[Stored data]
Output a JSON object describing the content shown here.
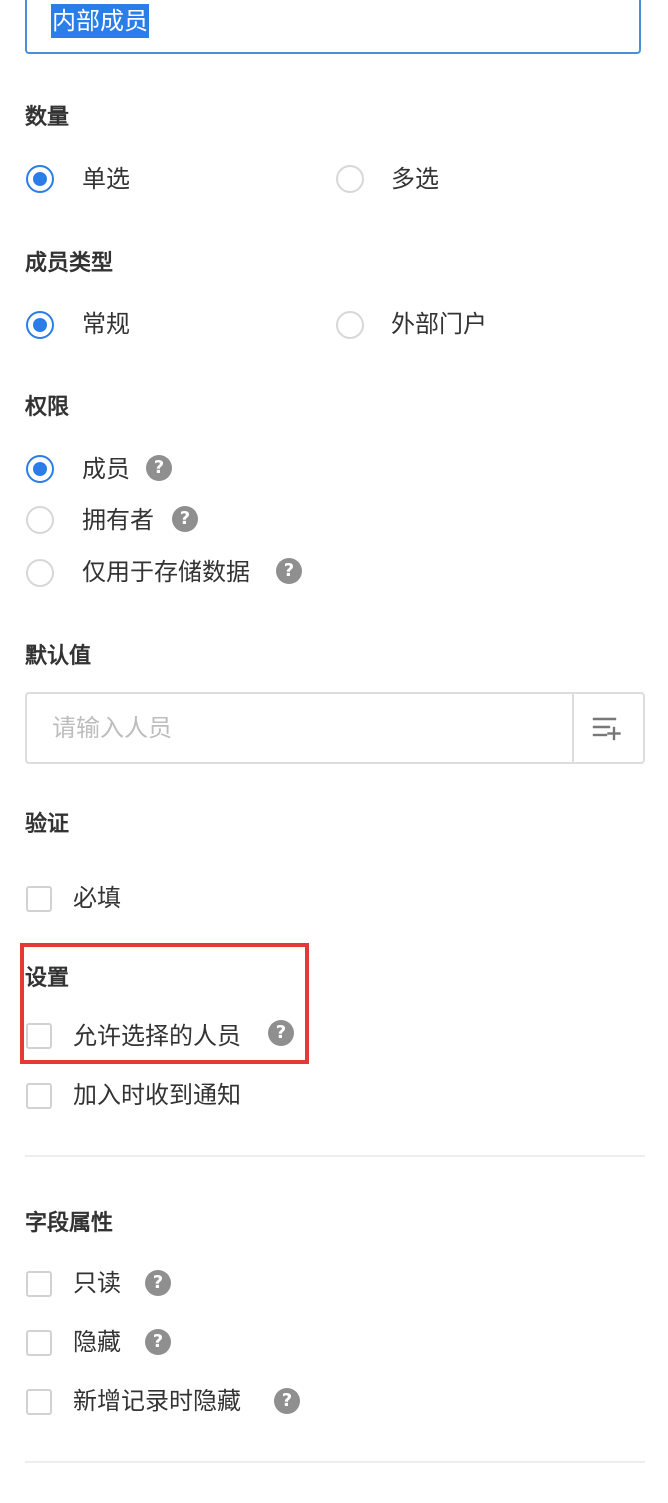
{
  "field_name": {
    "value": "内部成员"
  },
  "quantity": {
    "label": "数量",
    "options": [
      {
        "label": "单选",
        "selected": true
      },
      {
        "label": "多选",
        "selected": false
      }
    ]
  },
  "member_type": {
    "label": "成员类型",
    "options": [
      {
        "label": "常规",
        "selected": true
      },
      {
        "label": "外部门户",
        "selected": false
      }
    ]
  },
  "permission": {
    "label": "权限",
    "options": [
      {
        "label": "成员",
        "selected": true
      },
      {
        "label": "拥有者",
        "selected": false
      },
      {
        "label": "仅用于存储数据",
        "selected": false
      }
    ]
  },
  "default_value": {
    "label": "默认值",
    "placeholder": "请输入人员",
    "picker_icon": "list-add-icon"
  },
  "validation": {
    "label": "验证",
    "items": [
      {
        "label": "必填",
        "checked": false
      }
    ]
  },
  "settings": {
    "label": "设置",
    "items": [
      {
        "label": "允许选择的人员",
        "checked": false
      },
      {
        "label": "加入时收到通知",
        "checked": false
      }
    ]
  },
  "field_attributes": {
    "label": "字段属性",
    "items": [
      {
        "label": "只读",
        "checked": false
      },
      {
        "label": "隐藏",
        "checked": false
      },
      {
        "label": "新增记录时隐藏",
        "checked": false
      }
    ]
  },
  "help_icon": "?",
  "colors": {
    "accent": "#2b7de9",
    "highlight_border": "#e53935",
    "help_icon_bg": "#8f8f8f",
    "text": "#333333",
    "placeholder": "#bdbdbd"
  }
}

Task statement =>
From the material above, reproduce everything verbatim except the pictures.

Final result =>
Output a JSON object describing the content shown here.
{
  "field_name": {
    "value": "内部成员"
  },
  "quantity": {
    "label": "数量",
    "options": [
      {
        "label": "单选",
        "selected": true
      },
      {
        "label": "多选",
        "selected": false
      }
    ]
  },
  "member_type": {
    "label": "成员类型",
    "options": [
      {
        "label": "常规",
        "selected": true
      },
      {
        "label": "外部门户",
        "selected": false
      }
    ]
  },
  "permission": {
    "label": "权限",
    "options": [
      {
        "label": "成员",
        "selected": true
      },
      {
        "label": "拥有者",
        "selected": false
      },
      {
        "label": "仅用于存储数据",
        "selected": false
      }
    ]
  },
  "default_value": {
    "label": "默认值",
    "placeholder": "请输入人员",
    "picker_icon": "list-add-icon"
  },
  "validation": {
    "label": "验证",
    "items": [
      {
        "label": "必填",
        "checked": false
      }
    ]
  },
  "settings": {
    "label": "设置",
    "items": [
      {
        "label": "允许选择的人员",
        "checked": false
      },
      {
        "label": "加入时收到通知",
        "checked": false
      }
    ]
  },
  "field_attributes": {
    "label": "字段属性",
    "items": [
      {
        "label": "只读",
        "checked": false
      },
      {
        "label": "隐藏",
        "checked": false
      },
      {
        "label": "新增记录时隐藏",
        "checked": false
      }
    ]
  },
  "help_icon": "?",
  "colors": {
    "accent": "#2b7de9",
    "highlight_border": "#e53935",
    "help_icon_bg": "#8f8f8f",
    "text": "#333333",
    "placeholder": "#bdbdbd"
  }
}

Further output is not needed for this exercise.